■ **Exercise details**:
Copy out every one of the records below, line for line, with no changes.

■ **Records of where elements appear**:
★ ★ ★

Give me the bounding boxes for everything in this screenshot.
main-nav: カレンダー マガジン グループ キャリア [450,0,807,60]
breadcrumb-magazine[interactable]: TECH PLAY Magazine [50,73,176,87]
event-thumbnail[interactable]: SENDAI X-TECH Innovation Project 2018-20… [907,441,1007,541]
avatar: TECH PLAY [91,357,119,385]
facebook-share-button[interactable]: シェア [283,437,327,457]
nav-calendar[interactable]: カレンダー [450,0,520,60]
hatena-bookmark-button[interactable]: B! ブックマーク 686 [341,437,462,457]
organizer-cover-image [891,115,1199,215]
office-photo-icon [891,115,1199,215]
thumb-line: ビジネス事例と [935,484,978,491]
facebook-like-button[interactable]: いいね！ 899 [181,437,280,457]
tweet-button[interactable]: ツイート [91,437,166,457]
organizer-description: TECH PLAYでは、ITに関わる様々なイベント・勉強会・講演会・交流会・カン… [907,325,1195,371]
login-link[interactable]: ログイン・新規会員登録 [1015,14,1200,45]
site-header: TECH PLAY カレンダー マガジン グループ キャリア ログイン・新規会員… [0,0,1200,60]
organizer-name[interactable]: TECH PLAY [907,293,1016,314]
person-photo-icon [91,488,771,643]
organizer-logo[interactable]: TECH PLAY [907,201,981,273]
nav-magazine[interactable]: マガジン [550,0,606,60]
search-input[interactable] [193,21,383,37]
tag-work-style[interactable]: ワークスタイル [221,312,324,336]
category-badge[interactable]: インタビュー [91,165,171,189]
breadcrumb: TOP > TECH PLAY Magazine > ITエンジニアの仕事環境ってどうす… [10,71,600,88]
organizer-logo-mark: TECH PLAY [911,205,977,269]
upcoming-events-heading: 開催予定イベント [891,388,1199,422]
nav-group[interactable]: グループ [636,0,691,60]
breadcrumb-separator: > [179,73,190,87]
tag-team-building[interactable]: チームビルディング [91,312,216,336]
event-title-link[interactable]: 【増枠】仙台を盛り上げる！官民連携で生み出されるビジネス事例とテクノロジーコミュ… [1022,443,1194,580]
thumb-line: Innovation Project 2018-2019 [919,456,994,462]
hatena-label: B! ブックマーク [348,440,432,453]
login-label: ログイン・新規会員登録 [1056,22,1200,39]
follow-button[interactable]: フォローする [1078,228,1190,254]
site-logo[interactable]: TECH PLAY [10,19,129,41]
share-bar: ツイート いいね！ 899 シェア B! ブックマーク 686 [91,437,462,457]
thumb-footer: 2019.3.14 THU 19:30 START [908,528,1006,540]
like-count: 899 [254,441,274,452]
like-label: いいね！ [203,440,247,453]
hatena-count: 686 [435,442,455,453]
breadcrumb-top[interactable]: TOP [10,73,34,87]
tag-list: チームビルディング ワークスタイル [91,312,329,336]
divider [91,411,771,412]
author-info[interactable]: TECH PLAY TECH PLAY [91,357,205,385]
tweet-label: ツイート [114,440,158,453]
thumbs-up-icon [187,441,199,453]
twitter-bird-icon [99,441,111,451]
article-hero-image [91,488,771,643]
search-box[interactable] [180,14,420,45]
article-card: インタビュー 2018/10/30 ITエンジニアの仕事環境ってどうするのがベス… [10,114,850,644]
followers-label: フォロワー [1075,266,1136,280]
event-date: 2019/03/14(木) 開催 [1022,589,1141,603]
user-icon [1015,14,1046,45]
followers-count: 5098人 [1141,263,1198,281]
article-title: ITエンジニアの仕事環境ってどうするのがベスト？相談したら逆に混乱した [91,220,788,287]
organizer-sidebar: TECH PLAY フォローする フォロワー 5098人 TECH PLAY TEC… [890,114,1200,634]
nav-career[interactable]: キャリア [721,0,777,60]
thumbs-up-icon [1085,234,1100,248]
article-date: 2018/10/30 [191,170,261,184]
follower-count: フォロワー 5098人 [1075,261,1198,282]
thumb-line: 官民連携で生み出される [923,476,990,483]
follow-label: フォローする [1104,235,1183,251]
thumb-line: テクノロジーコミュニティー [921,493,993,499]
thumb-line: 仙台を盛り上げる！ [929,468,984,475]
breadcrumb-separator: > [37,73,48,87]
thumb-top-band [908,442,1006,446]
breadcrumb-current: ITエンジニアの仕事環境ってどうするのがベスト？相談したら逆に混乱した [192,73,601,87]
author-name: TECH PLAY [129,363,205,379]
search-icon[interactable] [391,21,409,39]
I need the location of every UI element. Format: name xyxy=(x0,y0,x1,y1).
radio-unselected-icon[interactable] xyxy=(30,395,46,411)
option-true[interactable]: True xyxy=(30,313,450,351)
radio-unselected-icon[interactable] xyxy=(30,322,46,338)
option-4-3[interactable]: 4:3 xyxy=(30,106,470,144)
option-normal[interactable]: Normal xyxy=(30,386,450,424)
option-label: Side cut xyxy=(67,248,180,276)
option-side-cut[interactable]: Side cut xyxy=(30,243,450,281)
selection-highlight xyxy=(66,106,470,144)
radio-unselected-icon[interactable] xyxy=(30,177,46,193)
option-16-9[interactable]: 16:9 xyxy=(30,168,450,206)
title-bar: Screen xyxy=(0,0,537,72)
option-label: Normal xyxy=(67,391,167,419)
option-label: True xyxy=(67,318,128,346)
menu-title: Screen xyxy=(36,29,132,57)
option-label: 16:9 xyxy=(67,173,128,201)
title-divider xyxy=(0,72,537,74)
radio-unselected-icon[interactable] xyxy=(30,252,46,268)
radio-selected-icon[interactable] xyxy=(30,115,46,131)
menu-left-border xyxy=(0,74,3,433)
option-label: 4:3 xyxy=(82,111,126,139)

★ ★ ★

■ **Correct result**:
Give me the bounding boxes for everything in this screenshot.
main-nav: カレンダー マガジン グループ キャリア [450,0,807,60]
breadcrumb-magazine[interactable]: TECH PLAY Magazine [50,73,176,87]
event-thumbnail[interactable]: SENDAI X-TECH Innovation Project 2018-20… [907,441,1007,541]
avatar: TECH PLAY [91,357,119,385]
facebook-share-button[interactable]: シェア [283,437,327,457]
nav-calendar[interactable]: カレンダー [450,0,520,60]
hatena-bookmark-button[interactable]: B! ブックマーク 686 [341,437,462,457]
organizer-cover-image [891,115,1199,215]
office-photo-icon [891,115,1199,215]
thumb-line: ビジネス事例と [935,484,978,491]
facebook-like-button[interactable]: いいね！ 899 [181,437,280,457]
tweet-button[interactable]: ツイート [91,437,166,457]
organizer-description: TECH PLAYでは、ITに関わる様々なイベント・勉強会・講演会・交流会・カン… [907,325,1195,371]
login-link[interactable]: ログイン・新規会員登録 [1015,14,1200,45]
site-header: TECH PLAY カレンダー マガジン グループ キャリア ログイン・新規会員… [0,0,1200,60]
organizer-name[interactable]: TECH PLAY [907,293,1016,314]
person-photo-icon [91,488,771,643]
organizer-logo[interactable]: TECH PLAY [907,201,981,273]
nav-magazine[interactable]: マガジン [550,0,606,60]
search-input[interactable] [193,21,383,37]
tag-work-style[interactable]: ワークスタイル [221,312,324,336]
category-badge[interactable]: インタビュー [91,165,171,189]
breadcrumb: TOP > TECH PLAY Magazine > ITエンジニアの仕事環境ってどうす… [10,71,600,88]
organizer-logo-mark: TECH PLAY [911,205,977,269]
upcoming-events-heading: 開催予定イベント [891,388,1199,422]
nav-group[interactable]: グループ [636,0,691,60]
breadcrumb-separator: > [179,73,190,87]
tag-team-building[interactable]: チームビルディング [91,312,216,336]
event-title-link[interactable]: 【増枠】仙台を盛り上げる！官民連携で生み出されるビジネス事例とテクノロジーコミュ… [1022,443,1194,580]
thumb-line: Innovation Project 2018-2019 [919,456,994,462]
hatena-label: B! ブックマーク [348,440,432,453]
login-label: ログイン・新規会員登録 [1056,22,1200,39]
follow-button[interactable]: フォローする [1078,228,1190,254]
site-logo[interactable]: TECH PLAY [10,19,129,41]
share-bar: ツイート いいね！ 899 シェア B! ブックマーク 686 [91,437,462,457]
thumb-footer: 2019.3.14 THU 19:30 START [908,528,1006,540]
like-count: 899 [254,441,274,452]
like-label: いいね！ [203,440,247,453]
hatena-count: 686 [435,442,455,453]
breadcrumb-top[interactable]: TOP [10,73,34,87]
tag-list: チームビルディング ワークスタイル [91,312,329,336]
divider [91,411,771,412]
author-info[interactable]: TECH PLAY TECH PLAY [91,357,205,385]
tweet-label: ツイート [114,440,158,453]
thumbs-up-icon [187,441,199,453]
twitter-bird-icon [99,441,111,451]
article-hero-image [91,488,771,643]
search-box[interactable] [180,14,420,45]
article-card: インタビュー 2018/10/30 ITエンジニアの仕事環境ってどうするのがベス… [10,114,850,644]
followers-label: フォロワー [1075,266,1136,280]
event-date: 2019/03/14(木) 開催 [1022,589,1141,603]
user-icon [1015,14,1046,45]
followers-count: 5098人 [1141,263,1198,281]
article-title: ITエンジニアの仕事環境ってどうするのがベスト？相談したら逆に混乱した [91,220,788,287]
organizer-sidebar: TECH PLAY フォローする フォロワー 5098人 TECH PLAY TEC… [890,114,1200,634]
nav-career[interactable]: キャリア [721,0,777,60]
thumbs-up-icon [1085,234,1100,248]
article-date: 2018/10/30 [191,170,261,184]
follower-count: フォロワー 5098人 [1075,261,1198,282]
thumb-line: 官民連携で生み出される [923,476,990,483]
follow-label: フォローする [1104,235,1183,251]
thumb-line: テクノロジーコミュニティー [921,493,993,499]
thumb-line: 仙台を盛り上げる！ [929,468,984,475]
breadcrumb-separator: > [37,73,48,87]
thumb-top-band [908,442,1006,446]
breadcrumb-current: ITエンジニアの仕事環境ってどうするのがベスト？相談したら逆に混乱した [192,73,601,87]
author-name: TECH PLAY [129,363,205,379]
search-icon[interactable] [391,21,409,39]
I need the location of every UI element. Format: name xyxy=(x0,y0,x1,y1).
radio-unselected-icon[interactable] xyxy=(30,395,46,411)
option-true[interactable]: True xyxy=(30,313,450,351)
radio-unselected-icon[interactable] xyxy=(30,322,46,338)
option-4-3[interactable]: 4:3 xyxy=(30,106,470,144)
option-normal[interactable]: Normal xyxy=(30,386,450,424)
option-label: Side cut xyxy=(67,248,180,276)
option-side-cut[interactable]: Side cut xyxy=(30,243,450,281)
selection-highlight xyxy=(66,106,470,144)
radio-unselected-icon[interactable] xyxy=(30,177,46,193)
option-16-9[interactable]: 16:9 xyxy=(30,168,450,206)
title-bar: Screen xyxy=(0,0,537,72)
option-label: Normal xyxy=(67,391,167,419)
option-label: True xyxy=(67,318,128,346)
menu-title: Screen xyxy=(36,29,132,57)
option-label: 16:9 xyxy=(67,173,128,201)
title-divider xyxy=(0,72,537,74)
radio-unselected-icon[interactable] xyxy=(30,252,46,268)
radio-selected-icon[interactable] xyxy=(30,115,46,131)
menu-left-border xyxy=(0,74,3,433)
option-label: 4:3 xyxy=(82,111,126,139)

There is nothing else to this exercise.